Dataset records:
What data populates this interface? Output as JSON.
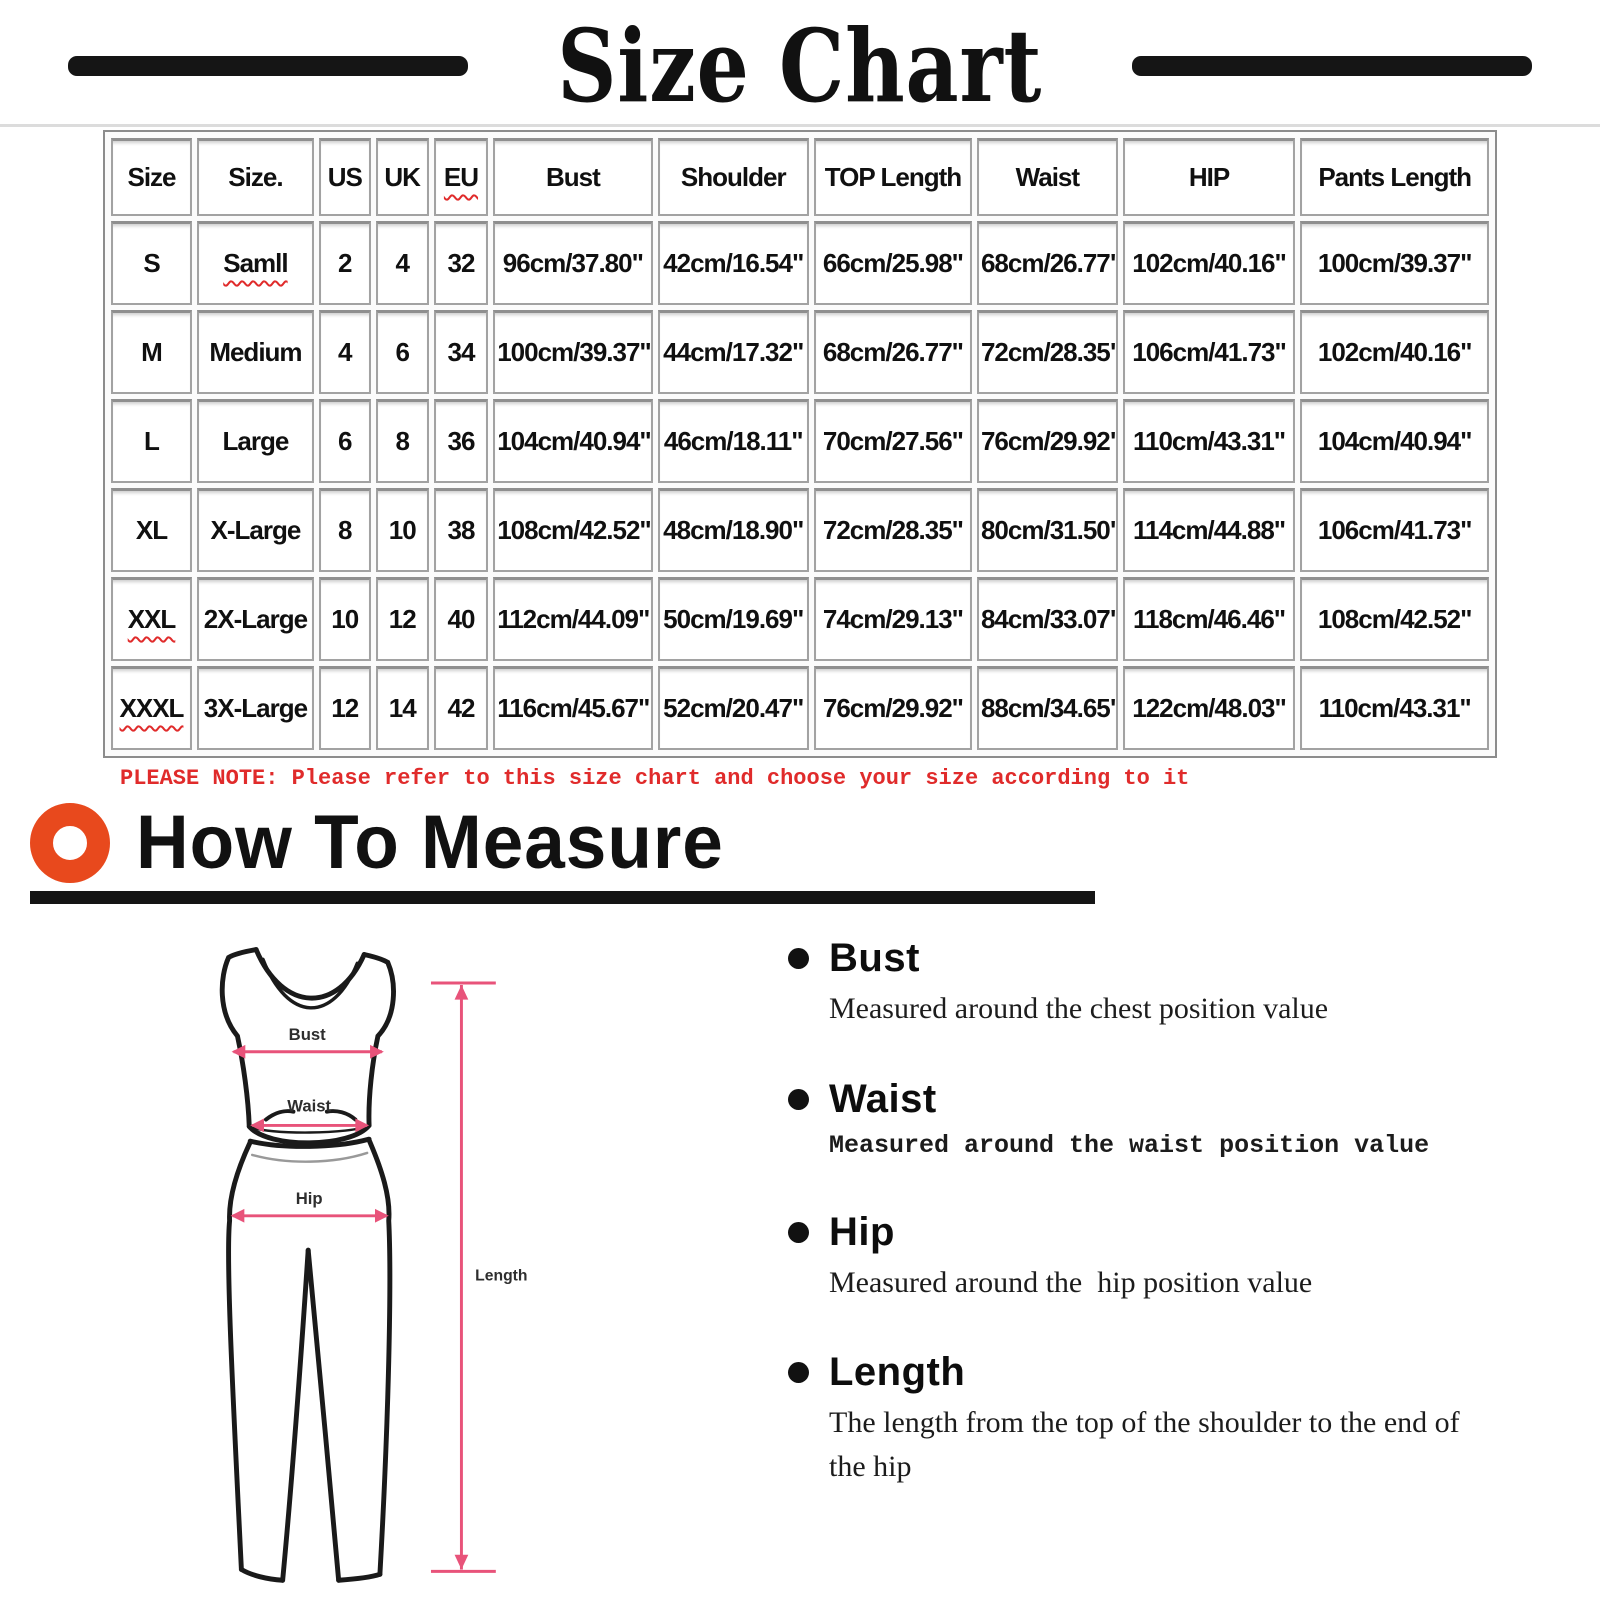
{
  "title": "Size Chart",
  "table": {
    "headers": [
      "Size",
      "Size.",
      "US",
      "UK",
      "EU",
      "Bust",
      "Shoulder",
      "TOP Length",
      "Waist",
      "HIP",
      "Pants Length"
    ],
    "rows": [
      [
        "S",
        "Samll",
        "2",
        "4",
        "32",
        "96cm/37.80\"",
        "42cm/16.54\"",
        "66cm/25.98\"",
        "68cm/26.77\"",
        "102cm/40.16\"",
        "100cm/39.37\""
      ],
      [
        "M",
        "Medium",
        "4",
        "6",
        "34",
        "100cm/39.37\"",
        "44cm/17.32\"",
        "68cm/26.77\"",
        "72cm/28.35\"",
        "106cm/41.73\"",
        "102cm/40.16\""
      ],
      [
        "L",
        "Large",
        "6",
        "8",
        "36",
        "104cm/40.94\"",
        "46cm/18.11\"",
        "70cm/27.56\"",
        "76cm/29.92\"",
        "110cm/43.31\"",
        "104cm/40.94\""
      ],
      [
        "XL",
        "X-Large",
        "8",
        "10",
        "38",
        "108cm/42.52\"",
        "48cm/18.90\"",
        "72cm/28.35\"",
        "80cm/31.50\"",
        "114cm/44.88\"",
        "106cm/41.73\""
      ],
      [
        "XXL",
        "2X-Large",
        "10",
        "12",
        "40",
        "112cm/44.09\"",
        "50cm/19.69\"",
        "74cm/29.13\"",
        "84cm/33.07\"",
        "118cm/46.46\"",
        "108cm/42.52\""
      ],
      [
        "XXXL",
        "3X-Large",
        "12",
        "14",
        "42",
        "116cm/45.67\"",
        "52cm/20.47\"",
        "76cm/29.92\"",
        "88cm/34.65\"",
        "122cm/48.03\"",
        "110cm/43.31\""
      ]
    ],
    "wavy_underline_texts": [
      "EU",
      "Samll",
      "XXL",
      "XXXL"
    ]
  },
  "note": "PLEASE NOTE: Please refer to this size chart and choose your size according to it",
  "how_to_measure": {
    "title": "How To Measure",
    "items": [
      {
        "label": "Bust",
        "description": "Measured around the chest position value"
      },
      {
        "label": "Waist",
        "description": "Measured around the waist position value"
      },
      {
        "label": "Hip",
        "description": "Measured around the  hip position value"
      },
      {
        "label": "Length",
        "description": "The length from the top of the shoulder to the end of the hip"
      }
    ]
  },
  "diagram": {
    "labels": {
      "bust": "Bust",
      "waist": "Waist",
      "hip": "Hip",
      "length": "Length"
    }
  },
  "colors": {
    "accent_orange": "#e8491d",
    "note_red": "#e02b2b",
    "arrow_pink": "#e8537a",
    "bar_black": "#151515"
  }
}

What to produce » Copy every line above word for word and exclude the pictures.

Reply »
What data populates this interface? Output as JSON.
{
  "title": "Size Chart",
  "table": {
    "headers": [
      "Size",
      "Size.",
      "US",
      "UK",
      "EU",
      "Bust",
      "Shoulder",
      "TOP Length",
      "Waist",
      "HIP",
      "Pants Length"
    ],
    "rows": [
      [
        "S",
        "Samll",
        "2",
        "4",
        "32",
        "96cm/37.80\"",
        "42cm/16.54\"",
        "66cm/25.98\"",
        "68cm/26.77\"",
        "102cm/40.16\"",
        "100cm/39.37\""
      ],
      [
        "M",
        "Medium",
        "4",
        "6",
        "34",
        "100cm/39.37\"",
        "44cm/17.32\"",
        "68cm/26.77\"",
        "72cm/28.35\"",
        "106cm/41.73\"",
        "102cm/40.16\""
      ],
      [
        "L",
        "Large",
        "6",
        "8",
        "36",
        "104cm/40.94\"",
        "46cm/18.11\"",
        "70cm/27.56\"",
        "76cm/29.92\"",
        "110cm/43.31\"",
        "104cm/40.94\""
      ],
      [
        "XL",
        "X-Large",
        "8",
        "10",
        "38",
        "108cm/42.52\"",
        "48cm/18.90\"",
        "72cm/28.35\"",
        "80cm/31.50\"",
        "114cm/44.88\"",
        "106cm/41.73\""
      ],
      [
        "XXL",
        "2X-Large",
        "10",
        "12",
        "40",
        "112cm/44.09\"",
        "50cm/19.69\"",
        "74cm/29.13\"",
        "84cm/33.07\"",
        "118cm/46.46\"",
        "108cm/42.52\""
      ],
      [
        "XXXL",
        "3X-Large",
        "12",
        "14",
        "42",
        "116cm/45.67\"",
        "52cm/20.47\"",
        "76cm/29.92\"",
        "88cm/34.65\"",
        "122cm/48.03\"",
        "110cm/43.31\""
      ]
    ],
    "wavy_underline_texts": [
      "EU",
      "Samll",
      "XXL",
      "XXXL"
    ]
  },
  "note": "PLEASE NOTE: Please refer to this size chart and choose your size according to it",
  "how_to_measure": {
    "title": "How To Measure",
    "items": [
      {
        "label": "Bust",
        "description": "Measured around the chest position value"
      },
      {
        "label": "Waist",
        "description": "Measured around the waist position value"
      },
      {
        "label": "Hip",
        "description": "Measured around the  hip position value"
      },
      {
        "label": "Length",
        "description": "The length from the top of the shoulder to the end of the hip"
      }
    ]
  },
  "diagram": {
    "labels": {
      "bust": "Bust",
      "waist": "Waist",
      "hip": "Hip",
      "length": "Length"
    }
  },
  "colors": {
    "accent_orange": "#e8491d",
    "note_red": "#e02b2b",
    "arrow_pink": "#e8537a",
    "bar_black": "#151515"
  }
}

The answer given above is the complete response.